Sift the listing for lines that hold the string "What" and pull them out.

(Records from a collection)
= = = = = = =
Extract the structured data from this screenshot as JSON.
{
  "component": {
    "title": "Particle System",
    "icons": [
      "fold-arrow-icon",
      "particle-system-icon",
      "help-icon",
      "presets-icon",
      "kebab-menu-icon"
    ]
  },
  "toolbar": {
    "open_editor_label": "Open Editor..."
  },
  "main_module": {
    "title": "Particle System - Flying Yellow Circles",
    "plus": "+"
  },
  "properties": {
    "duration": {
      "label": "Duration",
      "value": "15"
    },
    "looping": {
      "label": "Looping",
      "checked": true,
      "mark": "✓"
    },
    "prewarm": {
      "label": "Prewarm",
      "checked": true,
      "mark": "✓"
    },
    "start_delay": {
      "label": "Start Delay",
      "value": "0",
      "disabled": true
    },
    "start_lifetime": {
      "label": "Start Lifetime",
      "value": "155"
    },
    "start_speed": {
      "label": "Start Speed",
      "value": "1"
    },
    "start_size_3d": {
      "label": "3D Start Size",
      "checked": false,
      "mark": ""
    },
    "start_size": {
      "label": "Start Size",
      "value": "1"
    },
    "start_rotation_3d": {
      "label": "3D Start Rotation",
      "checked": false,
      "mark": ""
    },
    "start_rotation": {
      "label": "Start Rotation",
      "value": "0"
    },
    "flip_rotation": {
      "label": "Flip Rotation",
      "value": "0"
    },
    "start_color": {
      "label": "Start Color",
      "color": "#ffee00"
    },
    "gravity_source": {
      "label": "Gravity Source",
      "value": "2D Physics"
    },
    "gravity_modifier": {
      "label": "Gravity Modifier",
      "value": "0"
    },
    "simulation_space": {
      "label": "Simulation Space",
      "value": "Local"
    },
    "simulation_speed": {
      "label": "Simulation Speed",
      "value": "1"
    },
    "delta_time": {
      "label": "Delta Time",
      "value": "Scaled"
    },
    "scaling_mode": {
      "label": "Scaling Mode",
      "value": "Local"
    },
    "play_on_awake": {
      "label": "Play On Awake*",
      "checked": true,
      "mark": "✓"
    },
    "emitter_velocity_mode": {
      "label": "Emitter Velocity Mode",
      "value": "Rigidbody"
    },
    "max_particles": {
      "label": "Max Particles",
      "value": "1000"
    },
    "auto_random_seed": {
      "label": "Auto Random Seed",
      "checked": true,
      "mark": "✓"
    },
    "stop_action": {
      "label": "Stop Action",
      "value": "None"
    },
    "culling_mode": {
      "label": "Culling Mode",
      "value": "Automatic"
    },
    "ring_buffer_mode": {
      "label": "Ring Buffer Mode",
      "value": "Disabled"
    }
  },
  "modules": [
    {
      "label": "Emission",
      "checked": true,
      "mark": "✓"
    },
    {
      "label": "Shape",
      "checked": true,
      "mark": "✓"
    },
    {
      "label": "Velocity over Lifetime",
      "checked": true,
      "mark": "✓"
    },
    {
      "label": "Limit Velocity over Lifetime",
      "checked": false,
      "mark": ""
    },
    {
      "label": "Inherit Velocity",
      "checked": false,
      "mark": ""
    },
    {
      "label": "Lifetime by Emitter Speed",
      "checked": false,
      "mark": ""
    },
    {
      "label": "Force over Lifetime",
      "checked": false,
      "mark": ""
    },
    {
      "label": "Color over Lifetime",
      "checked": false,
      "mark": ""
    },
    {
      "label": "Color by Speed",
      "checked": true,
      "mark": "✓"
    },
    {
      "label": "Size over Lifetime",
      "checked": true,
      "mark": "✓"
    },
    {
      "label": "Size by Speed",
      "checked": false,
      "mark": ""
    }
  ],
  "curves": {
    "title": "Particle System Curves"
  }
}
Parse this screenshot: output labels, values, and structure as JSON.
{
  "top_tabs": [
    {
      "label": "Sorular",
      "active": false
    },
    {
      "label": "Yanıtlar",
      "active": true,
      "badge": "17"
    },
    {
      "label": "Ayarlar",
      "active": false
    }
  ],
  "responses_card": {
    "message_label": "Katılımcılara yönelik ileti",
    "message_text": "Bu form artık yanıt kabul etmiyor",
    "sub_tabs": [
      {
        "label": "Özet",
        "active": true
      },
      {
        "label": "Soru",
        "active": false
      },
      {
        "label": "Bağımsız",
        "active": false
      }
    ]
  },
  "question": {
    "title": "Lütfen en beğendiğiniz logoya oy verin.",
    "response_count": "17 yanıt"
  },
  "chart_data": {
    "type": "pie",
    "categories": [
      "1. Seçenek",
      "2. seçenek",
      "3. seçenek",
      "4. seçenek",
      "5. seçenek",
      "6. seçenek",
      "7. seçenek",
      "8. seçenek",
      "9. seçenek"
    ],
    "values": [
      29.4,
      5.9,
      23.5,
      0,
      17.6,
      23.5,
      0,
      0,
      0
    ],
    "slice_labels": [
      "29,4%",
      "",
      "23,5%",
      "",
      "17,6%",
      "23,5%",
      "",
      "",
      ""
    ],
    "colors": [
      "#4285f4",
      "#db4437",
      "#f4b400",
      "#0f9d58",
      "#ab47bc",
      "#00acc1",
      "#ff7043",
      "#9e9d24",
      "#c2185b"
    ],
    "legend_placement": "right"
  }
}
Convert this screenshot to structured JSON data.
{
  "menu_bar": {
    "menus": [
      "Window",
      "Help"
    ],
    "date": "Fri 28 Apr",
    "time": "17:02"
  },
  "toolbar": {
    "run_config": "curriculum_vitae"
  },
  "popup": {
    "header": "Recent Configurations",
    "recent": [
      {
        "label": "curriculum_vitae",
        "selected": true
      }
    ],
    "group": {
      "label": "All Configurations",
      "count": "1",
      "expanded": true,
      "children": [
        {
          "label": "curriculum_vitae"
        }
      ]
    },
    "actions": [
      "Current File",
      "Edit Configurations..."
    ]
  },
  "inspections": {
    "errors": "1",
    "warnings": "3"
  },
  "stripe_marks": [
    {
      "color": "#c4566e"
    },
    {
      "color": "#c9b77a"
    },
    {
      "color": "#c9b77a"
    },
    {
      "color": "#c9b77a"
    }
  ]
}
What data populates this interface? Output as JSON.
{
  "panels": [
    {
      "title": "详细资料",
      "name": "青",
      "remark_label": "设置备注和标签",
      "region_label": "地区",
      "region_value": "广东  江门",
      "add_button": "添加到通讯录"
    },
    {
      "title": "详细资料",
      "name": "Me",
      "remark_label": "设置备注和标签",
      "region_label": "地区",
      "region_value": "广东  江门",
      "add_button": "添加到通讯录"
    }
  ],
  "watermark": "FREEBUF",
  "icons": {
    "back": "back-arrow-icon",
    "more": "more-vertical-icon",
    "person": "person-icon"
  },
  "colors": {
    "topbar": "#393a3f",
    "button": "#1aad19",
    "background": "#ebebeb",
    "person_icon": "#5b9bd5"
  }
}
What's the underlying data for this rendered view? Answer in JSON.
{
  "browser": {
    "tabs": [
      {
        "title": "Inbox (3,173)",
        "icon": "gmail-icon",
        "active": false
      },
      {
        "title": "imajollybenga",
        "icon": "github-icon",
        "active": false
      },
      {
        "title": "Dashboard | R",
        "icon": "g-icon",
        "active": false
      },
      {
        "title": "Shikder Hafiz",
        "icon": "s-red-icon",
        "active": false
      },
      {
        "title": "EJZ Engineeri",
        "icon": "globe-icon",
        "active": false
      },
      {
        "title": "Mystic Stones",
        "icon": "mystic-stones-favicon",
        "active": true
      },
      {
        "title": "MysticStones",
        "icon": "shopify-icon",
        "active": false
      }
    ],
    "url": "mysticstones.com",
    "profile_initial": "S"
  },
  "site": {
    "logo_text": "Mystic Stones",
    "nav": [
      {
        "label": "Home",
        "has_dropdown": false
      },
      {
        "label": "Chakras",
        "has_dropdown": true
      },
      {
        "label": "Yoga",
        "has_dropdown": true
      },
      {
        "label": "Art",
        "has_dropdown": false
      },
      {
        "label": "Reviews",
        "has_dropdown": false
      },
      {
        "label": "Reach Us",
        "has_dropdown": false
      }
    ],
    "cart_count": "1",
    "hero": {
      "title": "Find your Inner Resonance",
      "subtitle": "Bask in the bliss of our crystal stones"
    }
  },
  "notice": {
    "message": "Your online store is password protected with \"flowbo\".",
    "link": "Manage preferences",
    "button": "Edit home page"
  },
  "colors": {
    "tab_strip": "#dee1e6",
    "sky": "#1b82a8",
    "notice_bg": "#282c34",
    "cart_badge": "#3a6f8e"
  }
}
= = = = = = =
## Correct output
What data populates this interface? Output as JSON.
What's the underlying data for this rendered view? Answer in JSON.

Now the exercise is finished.